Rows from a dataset
● ● ●

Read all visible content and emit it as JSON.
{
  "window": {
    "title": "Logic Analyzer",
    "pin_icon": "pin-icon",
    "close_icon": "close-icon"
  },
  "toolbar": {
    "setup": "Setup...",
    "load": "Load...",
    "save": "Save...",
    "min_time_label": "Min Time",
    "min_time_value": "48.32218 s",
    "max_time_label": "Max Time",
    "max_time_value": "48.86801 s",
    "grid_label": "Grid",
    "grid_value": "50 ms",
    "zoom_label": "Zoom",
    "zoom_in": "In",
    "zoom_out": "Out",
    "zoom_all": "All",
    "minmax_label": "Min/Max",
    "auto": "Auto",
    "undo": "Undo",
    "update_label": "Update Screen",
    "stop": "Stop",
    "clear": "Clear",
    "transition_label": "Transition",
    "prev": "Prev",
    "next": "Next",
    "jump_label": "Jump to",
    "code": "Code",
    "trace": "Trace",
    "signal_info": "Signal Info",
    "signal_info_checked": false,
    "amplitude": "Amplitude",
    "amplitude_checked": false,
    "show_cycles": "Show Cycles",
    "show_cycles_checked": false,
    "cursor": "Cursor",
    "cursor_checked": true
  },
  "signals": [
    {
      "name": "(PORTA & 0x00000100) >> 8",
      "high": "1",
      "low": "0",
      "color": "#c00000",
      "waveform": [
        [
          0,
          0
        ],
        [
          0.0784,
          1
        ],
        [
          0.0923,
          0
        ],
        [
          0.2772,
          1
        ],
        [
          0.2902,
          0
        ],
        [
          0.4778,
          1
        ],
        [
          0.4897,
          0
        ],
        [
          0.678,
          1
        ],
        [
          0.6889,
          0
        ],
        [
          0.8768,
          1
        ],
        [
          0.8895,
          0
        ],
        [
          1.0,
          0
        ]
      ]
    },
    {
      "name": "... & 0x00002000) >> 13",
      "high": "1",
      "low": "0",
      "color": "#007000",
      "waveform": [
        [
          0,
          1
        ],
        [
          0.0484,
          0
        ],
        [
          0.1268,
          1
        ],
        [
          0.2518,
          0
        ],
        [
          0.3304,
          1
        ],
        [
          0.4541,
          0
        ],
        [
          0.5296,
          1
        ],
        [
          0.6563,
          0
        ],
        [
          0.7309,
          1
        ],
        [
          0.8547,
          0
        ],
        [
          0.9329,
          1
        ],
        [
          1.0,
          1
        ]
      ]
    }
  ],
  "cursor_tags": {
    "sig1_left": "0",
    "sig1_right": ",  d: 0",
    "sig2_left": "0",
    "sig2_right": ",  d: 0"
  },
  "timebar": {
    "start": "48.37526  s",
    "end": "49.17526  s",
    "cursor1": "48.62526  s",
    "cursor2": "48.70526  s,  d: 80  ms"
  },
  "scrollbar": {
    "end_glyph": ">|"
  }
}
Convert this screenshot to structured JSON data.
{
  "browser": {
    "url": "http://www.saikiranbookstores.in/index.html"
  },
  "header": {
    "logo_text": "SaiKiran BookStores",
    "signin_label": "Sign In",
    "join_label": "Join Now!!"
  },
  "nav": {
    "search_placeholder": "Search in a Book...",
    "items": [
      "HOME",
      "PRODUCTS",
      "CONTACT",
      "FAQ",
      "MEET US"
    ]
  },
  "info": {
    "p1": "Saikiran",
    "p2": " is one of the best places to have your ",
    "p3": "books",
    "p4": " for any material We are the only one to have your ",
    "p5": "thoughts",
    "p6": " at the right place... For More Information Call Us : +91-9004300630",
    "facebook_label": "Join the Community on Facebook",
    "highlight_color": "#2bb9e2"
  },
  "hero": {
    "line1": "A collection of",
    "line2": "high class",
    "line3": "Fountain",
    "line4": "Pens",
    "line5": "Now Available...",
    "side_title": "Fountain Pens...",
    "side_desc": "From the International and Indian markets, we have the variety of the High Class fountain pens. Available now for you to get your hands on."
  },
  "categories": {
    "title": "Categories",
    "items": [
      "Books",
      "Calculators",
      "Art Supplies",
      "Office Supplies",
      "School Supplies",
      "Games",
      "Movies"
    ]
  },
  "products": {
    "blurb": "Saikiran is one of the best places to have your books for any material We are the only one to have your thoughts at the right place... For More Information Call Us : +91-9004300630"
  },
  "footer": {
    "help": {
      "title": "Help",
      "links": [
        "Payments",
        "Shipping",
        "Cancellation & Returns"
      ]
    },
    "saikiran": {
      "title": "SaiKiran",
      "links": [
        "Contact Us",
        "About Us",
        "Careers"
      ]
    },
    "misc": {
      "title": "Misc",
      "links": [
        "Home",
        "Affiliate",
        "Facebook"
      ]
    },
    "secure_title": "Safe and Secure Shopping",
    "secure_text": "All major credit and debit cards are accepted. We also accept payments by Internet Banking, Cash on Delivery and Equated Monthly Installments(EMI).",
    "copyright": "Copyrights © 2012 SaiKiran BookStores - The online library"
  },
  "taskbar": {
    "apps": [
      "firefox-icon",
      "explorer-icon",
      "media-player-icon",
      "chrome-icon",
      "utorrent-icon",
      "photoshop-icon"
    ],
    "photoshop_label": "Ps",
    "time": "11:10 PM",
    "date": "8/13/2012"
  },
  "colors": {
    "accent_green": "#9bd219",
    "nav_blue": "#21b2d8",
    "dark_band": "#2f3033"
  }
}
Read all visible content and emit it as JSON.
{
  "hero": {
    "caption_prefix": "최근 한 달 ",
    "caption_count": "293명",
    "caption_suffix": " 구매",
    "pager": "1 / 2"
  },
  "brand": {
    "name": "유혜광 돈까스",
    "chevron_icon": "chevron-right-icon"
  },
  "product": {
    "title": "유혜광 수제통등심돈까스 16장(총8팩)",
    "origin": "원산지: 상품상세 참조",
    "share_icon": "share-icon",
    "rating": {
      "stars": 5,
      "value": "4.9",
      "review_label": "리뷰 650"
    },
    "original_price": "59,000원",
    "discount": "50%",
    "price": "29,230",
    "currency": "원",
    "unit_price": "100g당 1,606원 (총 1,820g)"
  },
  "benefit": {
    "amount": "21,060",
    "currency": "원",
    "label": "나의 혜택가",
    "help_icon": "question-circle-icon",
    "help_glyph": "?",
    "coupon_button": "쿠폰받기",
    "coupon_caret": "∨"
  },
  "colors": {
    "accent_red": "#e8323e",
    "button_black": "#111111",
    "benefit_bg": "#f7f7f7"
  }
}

● ● ●

Return the lines above exactly, keeping every word.

Read all visible content and emit it as JSON.
{
  "window": {
    "title": "Logic Analyzer",
    "pin_icon": "pin-icon",
    "close_icon": "close-icon"
  },
  "toolbar": {
    "setup": "Setup...",
    "load": "Load...",
    "save": "Save...",
    "min_time_label": "Min Time",
    "min_time_value": "48.32218 s",
    "max_time_label": "Max Time",
    "max_time_value": "48.86801 s",
    "grid_label": "Grid",
    "grid_value": "50 ms",
    "zoom_label": "Zoom",
    "zoom_in": "In",
    "zoom_out": "Out",
    "zoom_all": "All",
    "minmax_label": "Min/Max",
    "auto": "Auto",
    "undo": "Undo",
    "update_label": "Update Screen",
    "stop": "Stop",
    "clear": "Clear",
    "transition_label": "Transition",
    "prev": "Prev",
    "next": "Next",
    "jump_label": "Jump to",
    "code": "Code",
    "trace": "Trace",
    "signal_info": "Signal Info",
    "signal_info_checked": false,
    "amplitude": "Amplitude",
    "amplitude_checked": false,
    "show_cycles": "Show Cycles",
    "show_cycles_checked": false,
    "cursor": "Cursor",
    "cursor_checked": true
  },
  "signals": [
    {
      "name": "(PORTA & 0x00000100) >> 8",
      "high": "1",
      "low": "0",
      "color": "#c00000",
      "waveform": [
        [
          0,
          0
        ],
        [
          0.0784,
          1
        ],
        [
          0.0923,
          0
        ],
        [
          0.2772,
          1
        ],
        [
          0.2902,
          0
        ],
        [
          0.4778,
          1
        ],
        [
          0.4897,
          0
        ],
        [
          0.678,
          1
        ],
        [
          0.6889,
          0
        ],
        [
          0.8768,
          1
        ],
        [
          0.8895,
          0
        ],
        [
          1.0,
          0
        ]
      ]
    },
    {
      "name": "... & 0x00002000) >> 13",
      "high": "1",
      "low": "0",
      "color": "#007000",
      "waveform": [
        [
          0,
          1
        ],
        [
          0.0484,
          0
        ],
        [
          0.1268,
          1
        ],
        [
          0.2518,
          0
        ],
        [
          0.3304,
          1
        ],
        [
          0.4541,
          0
        ],
        [
          0.5296,
          1
        ],
        [
          0.6563,
          0
        ],
        [
          0.7309,
          1
        ],
        [
          0.8547,
          0
        ],
        [
          0.9329,
          1
        ],
        [
          1.0,
          1
        ]
      ]
    }
  ],
  "cursor_tags": {
    "sig1_left": "0",
    "sig1_right": ",  d: 0",
    "sig2_left": "0",
    "sig2_right": ",  d: 0"
  },
  "timebar": {
    "start": "48.37526  s",
    "end": "49.17526  s",
    "cursor1": "48.62526  s",
    "cursor2": "48.70526  s,  d: 80  ms"
  },
  "scrollbar": {
    "end_glyph": ">|"
  }
}
Convert this screenshot to structured JSON data.
{
  "browser": {
    "url": "http://www.saikiranbookstores.in/index.html"
  },
  "header": {
    "logo_text": "SaiKiran BookStores",
    "signin_label": "Sign In",
    "join_label": "Join Now!!"
  },
  "nav": {
    "search_placeholder": "Search in a Book...",
    "items": [
      "HOME",
      "PRODUCTS",
      "CONTACT",
      "FAQ",
      "MEET US"
    ]
  },
  "info": {
    "p1": "Saikiran",
    "p2": " is one of the best places to have your ",
    "p3": "books",
    "p4": " for any material We are the only one to have your ",
    "p5": "thoughts",
    "p6": " at the right place... For More Information Call Us : +91-9004300630",
    "facebook_label": "Join the Community on Facebook",
    "highlight_color": "#2bb9e2"
  },
  "hero": {
    "line1": "A collection of",
    "line2": "high class",
    "line3": "Fountain",
    "line4": "Pens",
    "line5": "Now Available...",
    "side_title": "Fountain Pens...",
    "side_desc": "From the International and Indian markets, we have the variety of the High Class fountain pens. Available now for you to get your hands on."
  },
  "categories": {
    "title": "Categories",
    "items": [
      "Books",
      "Calculators",
      "Art Supplies",
      "Office Supplies",
      "School Supplies",
      "Games",
      "Movies"
    ]
  },
  "products": {
    "blurb": "Saikiran is one of the best places to have your books for any material We are the only one to have your thoughts at the right place... For More Information Call Us : +91-9004300630"
  },
  "footer": {
    "help": {
      "title": "Help",
      "links": [
        "Payments",
        "Shipping",
        "Cancellation & Returns"
      ]
    },
    "saikiran": {
      "title": "SaiKiran",
      "links": [
        "Contact Us",
        "About Us",
        "Careers"
      ]
    },
    "misc": {
      "title": "Misc",
      "links": [
        "Home",
        "Affiliate",
        "Facebook"
      ]
    },
    "secure_title": "Safe and Secure Shopping",
    "secure_text": "All major credit and debit cards are accepted. We also accept payments by Internet Banking, Cash on Delivery and Equated Monthly Installments(EMI).",
    "copyright": "Copyrights © 2012 SaiKiran BookStores - The online library"
  },
  "taskbar": {
    "apps": [
      "firefox-icon",
      "explorer-icon",
      "media-player-icon",
      "chrome-icon",
      "utorrent-icon",
      "photoshop-icon"
    ],
    "photoshop_label": "Ps",
    "time": "11:10 PM",
    "date": "8/13/2012"
  },
  "colors": {
    "accent_green": "#9bd219",
    "nav_blue": "#21b2d8",
    "dark_band": "#2f3033"
  }
}
Read all visible content and emit it as JSON.
{
  "hero": {
    "caption_prefix": "최근 한 달 ",
    "caption_count": "293명",
    "caption_suffix": " 구매",
    "pager": "1 / 2"
  },
  "brand": {
    "name": "유혜광 돈까스",
    "chevron_icon": "chevron-right-icon"
  },
  "product": {
    "title": "유혜광 수제통등심돈까스 16장(총8팩)",
    "origin": "원산지: 상품상세 참조",
    "share_icon": "share-icon",
    "rating": {
      "stars": 5,
      "value": "4.9",
      "review_label": "리뷰 650"
    },
    "original_price": "59,000원",
    "discount": "50%",
    "price": "29,230",
    "currency": "원",
    "unit_price": "100g당 1,606원 (총 1,820g)"
  },
  "benefit": {
    "amount": "21,060",
    "currency": "원",
    "label": "나의 혜택가",
    "help_icon": "question-circle-icon",
    "help_glyph": "?",
    "coupon_button": "쿠폰받기",
    "coupon_caret": "∨"
  },
  "colors": {
    "accent_red": "#e8323e",
    "button_black": "#111111",
    "benefit_bg": "#f7f7f7"
  }
}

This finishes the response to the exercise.